(Figure collection entries)
--------------------------------
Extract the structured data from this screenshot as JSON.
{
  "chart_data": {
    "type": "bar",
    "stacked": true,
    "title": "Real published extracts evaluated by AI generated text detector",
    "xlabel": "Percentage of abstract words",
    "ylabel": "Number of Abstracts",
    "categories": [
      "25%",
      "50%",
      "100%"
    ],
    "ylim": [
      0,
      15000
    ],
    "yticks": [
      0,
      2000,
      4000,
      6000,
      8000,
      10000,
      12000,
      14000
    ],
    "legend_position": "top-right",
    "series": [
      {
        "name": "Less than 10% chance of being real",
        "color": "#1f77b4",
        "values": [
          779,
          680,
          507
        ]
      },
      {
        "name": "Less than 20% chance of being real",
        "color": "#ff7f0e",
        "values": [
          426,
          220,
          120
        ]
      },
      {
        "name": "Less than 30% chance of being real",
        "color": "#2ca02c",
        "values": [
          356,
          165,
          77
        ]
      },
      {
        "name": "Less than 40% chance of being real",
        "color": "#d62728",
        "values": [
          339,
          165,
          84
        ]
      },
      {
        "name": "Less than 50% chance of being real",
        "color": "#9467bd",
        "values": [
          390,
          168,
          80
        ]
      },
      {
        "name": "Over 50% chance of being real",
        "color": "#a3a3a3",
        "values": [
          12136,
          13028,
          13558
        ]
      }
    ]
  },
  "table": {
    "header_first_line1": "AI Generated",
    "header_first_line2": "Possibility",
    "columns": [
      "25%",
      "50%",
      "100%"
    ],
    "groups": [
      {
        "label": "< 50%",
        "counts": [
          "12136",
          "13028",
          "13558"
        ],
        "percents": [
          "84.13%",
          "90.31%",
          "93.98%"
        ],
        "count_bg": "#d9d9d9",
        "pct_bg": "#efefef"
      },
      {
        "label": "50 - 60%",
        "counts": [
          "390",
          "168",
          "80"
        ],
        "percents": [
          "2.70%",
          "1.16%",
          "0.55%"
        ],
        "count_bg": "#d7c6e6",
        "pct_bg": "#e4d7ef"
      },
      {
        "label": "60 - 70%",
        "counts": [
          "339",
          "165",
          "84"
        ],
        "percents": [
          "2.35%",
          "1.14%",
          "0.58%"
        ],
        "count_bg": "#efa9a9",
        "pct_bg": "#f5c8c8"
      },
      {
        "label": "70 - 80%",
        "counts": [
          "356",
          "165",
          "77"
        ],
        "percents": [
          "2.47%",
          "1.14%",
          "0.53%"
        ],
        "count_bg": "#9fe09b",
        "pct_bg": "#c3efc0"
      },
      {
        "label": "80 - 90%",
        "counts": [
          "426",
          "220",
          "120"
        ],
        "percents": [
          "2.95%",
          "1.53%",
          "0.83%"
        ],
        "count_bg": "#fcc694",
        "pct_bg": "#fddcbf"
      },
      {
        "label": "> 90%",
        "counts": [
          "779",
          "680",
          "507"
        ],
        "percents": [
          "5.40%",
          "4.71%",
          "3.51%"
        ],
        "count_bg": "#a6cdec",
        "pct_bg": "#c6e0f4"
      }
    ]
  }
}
--------------------------------
■ Task brief
Quote all of the entries exactly as they appear.

■ Task answer
Extract the structured data from this screenshot as JSON.
{
  "chart_data": {
    "type": "bar",
    "stacked": true,
    "title": "Real published extracts evaluated by AI generated text detector",
    "xlabel": "Percentage of abstract words",
    "ylabel": "Number of Abstracts",
    "categories": [
      "25%",
      "50%",
      "100%"
    ],
    "ylim": [
      0,
      15000
    ],
    "yticks": [
      0,
      2000,
      4000,
      6000,
      8000,
      10000,
      12000,
      14000
    ],
    "legend_position": "top-right",
    "series": [
      {
        "name": "Less than 10% chance of being real",
        "color": "#1f77b4",
        "values": [
          779,
          680,
          507
        ]
      },
      {
        "name": "Less than 20% chance of being real",
        "color": "#ff7f0e",
        "values": [
          426,
          220,
          120
        ]
      },
      {
        "name": "Less than 30% chance of being real",
        "color": "#2ca02c",
        "values": [
          356,
          165,
          77
        ]
      },
      {
        "name": "Less than 40% chance of being real",
        "color": "#d62728",
        "values": [
          339,
          165,
          84
        ]
      },
      {
        "name": "Less than 50% chance of being real",
        "color": "#9467bd",
        "values": [
          390,
          168,
          80
        ]
      },
      {
        "name": "Over 50% chance of being real",
        "color": "#a3a3a3",
        "values": [
          12136,
          13028,
          13558
        ]
      }
    ]
  },
  "table": {
    "header_first_line1": "AI Generated",
    "header_first_line2": "Possibility",
    "columns": [
      "25%",
      "50%",
      "100%"
    ],
    "groups": [
      {
        "label": "< 50%",
        "counts": [
          "12136",
          "13028",
          "13558"
        ],
        "percents": [
          "84.13%",
          "90.31%",
          "93.98%"
        ],
        "count_bg": "#d9d9d9",
        "pct_bg": "#efefef"
      },
      {
        "label": "50 - 60%",
        "counts": [
          "390",
          "168",
          "80"
        ],
        "percents": [
          "2.70%",
          "1.16%",
          "0.55%"
        ],
        "count_bg": "#d7c6e6",
        "pct_bg": "#e4d7ef"
      },
      {
        "label": "60 - 70%",
        "counts": [
          "339",
          "165",
          "84"
        ],
        "percents": [
          "2.35%",
          "1.14%",
          "0.58%"
        ],
        "count_bg": "#efa9a9",
        "pct_bg": "#f5c8c8"
      },
      {
        "label": "70 - 80%",
        "counts": [
          "356",
          "165",
          "77"
        ],
        "percents": [
          "2.47%",
          "1.14%",
          "0.53%"
        ],
        "count_bg": "#9fe09b",
        "pct_bg": "#c3efc0"
      },
      {
        "label": "80 - 90%",
        "counts": [
          "426",
          "220",
          "120"
        ],
        "percents": [
          "2.95%",
          "1.53%",
          "0.83%"
        ],
        "count_bg": "#fcc694",
        "pct_bg": "#fddcbf"
      },
      {
        "label": "> 90%",
        "counts": [
          "779",
          "680",
          "507"
        ],
        "percents": [
          "5.40%",
          "4.71%",
          "3.51%"
        ],
        "count_bg": "#a6cdec",
        "pct_bg": "#c6e0f4"
      }
    ]
  }
}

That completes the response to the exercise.